• [WRITTEN INSTRUCTION]
Copy out the entries in full and with complete accuracy; pictures are excluded.
------------
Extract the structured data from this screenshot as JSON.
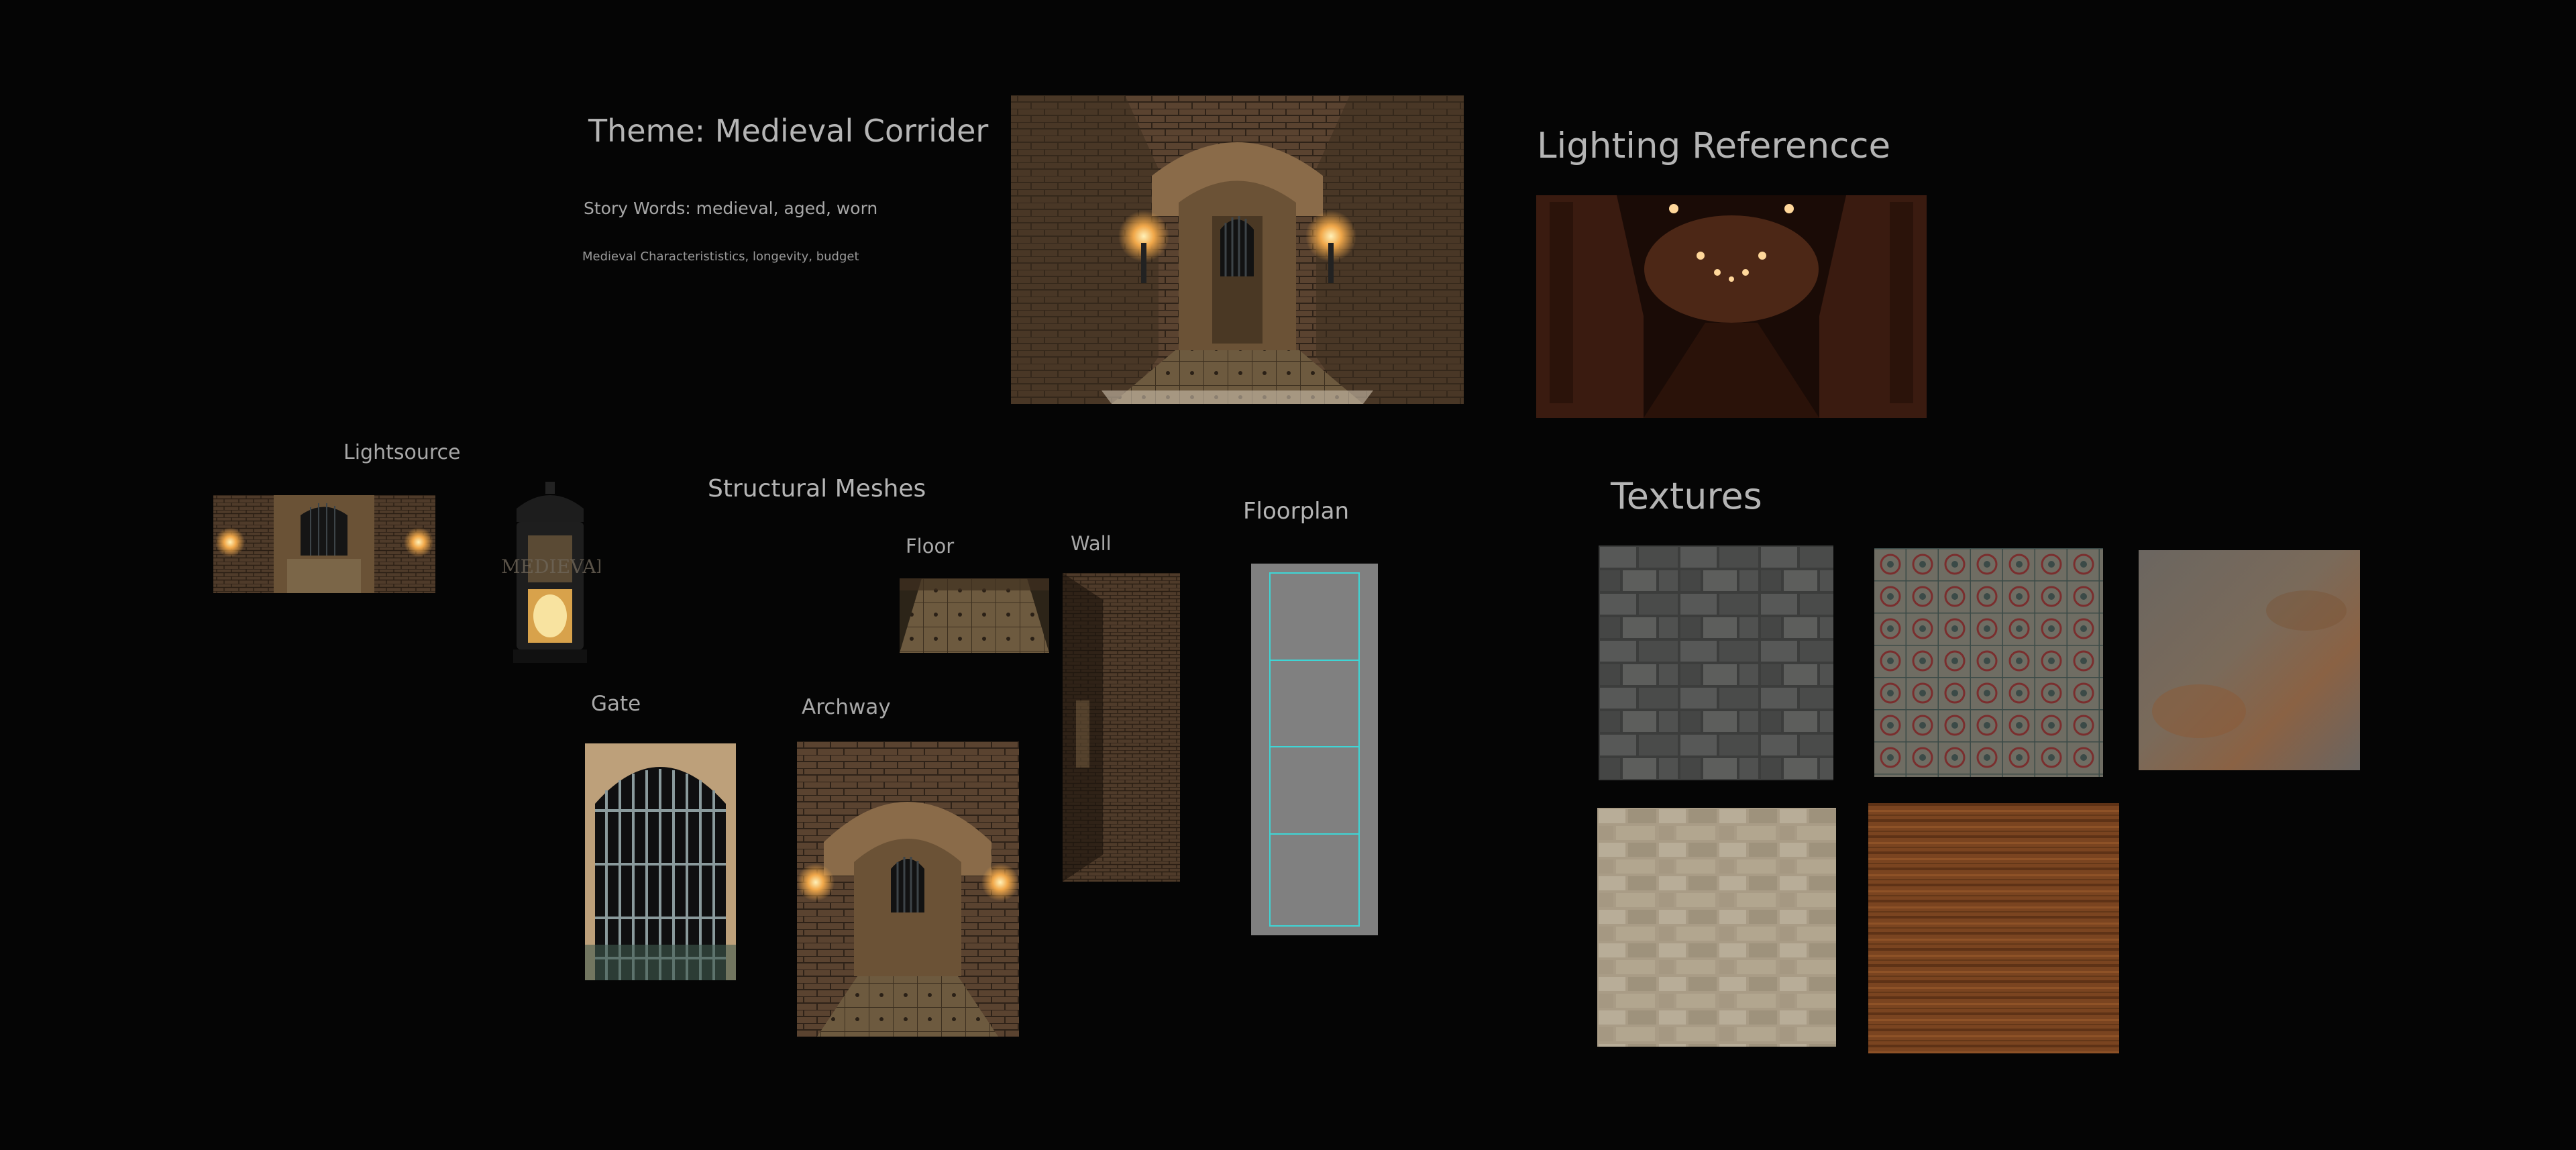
{
  "header": {
    "theme_title": "Theme: Medieval Corrider",
    "story_words": "Story Words: medieval, aged, worn",
    "characteristics": "Medieval Characterististics, longevity, budget"
  },
  "lighting": {
    "title": "Lighting Referencce"
  },
  "lightsource": {
    "label": "Lightsource",
    "lantern_watermark": "MEDIEVAL"
  },
  "structural": {
    "title": "Structural Meshes",
    "floor_label": "Floor",
    "wall_label": "Wall",
    "gate_label": "Gate",
    "archway_label": "Archway",
    "floorplan_label": "Floorplan"
  },
  "textures": {
    "title": "Textures",
    "items": [
      "stone-wall-texture",
      "tile-floor-texture",
      "rusted-metal-texture",
      "sandstone-brick-texture",
      "wood-plank-texture"
    ]
  },
  "colors": {
    "background": "#050505",
    "label_text": "#bdbdbd",
    "floorplan_grid": "#3ed6d6",
    "floorplan_fill": "#808080"
  }
}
------------
• [PROBLEM SOLUTION]
Extract the structured data from this screenshot as JSON.
{
  "header": {
    "theme_title": "Theme: Medieval Corrider",
    "story_words": "Story Words: medieval, aged, worn",
    "characteristics": "Medieval Characterististics, longevity, budget"
  },
  "lighting": {
    "title": "Lighting Referencce"
  },
  "lightsource": {
    "label": "Lightsource",
    "lantern_watermark": "MEDIEVAL"
  },
  "structural": {
    "title": "Structural Meshes",
    "floor_label": "Floor",
    "wall_label": "Wall",
    "gate_label": "Gate",
    "archway_label": "Archway",
    "floorplan_label": "Floorplan"
  },
  "textures": {
    "title": "Textures",
    "items": [
      "stone-wall-texture",
      "tile-floor-texture",
      "rusted-metal-texture",
      "sandstone-brick-texture",
      "wood-plank-texture"
    ]
  },
  "colors": {
    "background": "#050505",
    "label_text": "#bdbdbd",
    "floorplan_grid": "#3ed6d6",
    "floorplan_fill": "#808080"
  }
}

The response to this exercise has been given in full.